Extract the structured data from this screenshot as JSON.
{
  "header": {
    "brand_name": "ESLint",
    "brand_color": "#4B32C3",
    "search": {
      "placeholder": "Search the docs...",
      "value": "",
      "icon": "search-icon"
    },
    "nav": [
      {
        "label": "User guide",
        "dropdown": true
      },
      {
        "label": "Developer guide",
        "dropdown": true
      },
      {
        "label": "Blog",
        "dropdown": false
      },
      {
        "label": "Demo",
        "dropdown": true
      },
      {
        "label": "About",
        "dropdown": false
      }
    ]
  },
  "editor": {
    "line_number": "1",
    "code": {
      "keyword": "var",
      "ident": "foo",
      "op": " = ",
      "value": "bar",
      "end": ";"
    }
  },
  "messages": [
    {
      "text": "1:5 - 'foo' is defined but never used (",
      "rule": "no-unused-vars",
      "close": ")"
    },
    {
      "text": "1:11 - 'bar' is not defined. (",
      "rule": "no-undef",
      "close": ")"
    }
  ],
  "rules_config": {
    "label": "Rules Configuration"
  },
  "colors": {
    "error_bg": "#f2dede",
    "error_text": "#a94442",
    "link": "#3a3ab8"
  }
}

|---|

Return each line of the listing that holds the string "guide".

Finished answer:
        "label": "User guide",
        "label": "Developer guide",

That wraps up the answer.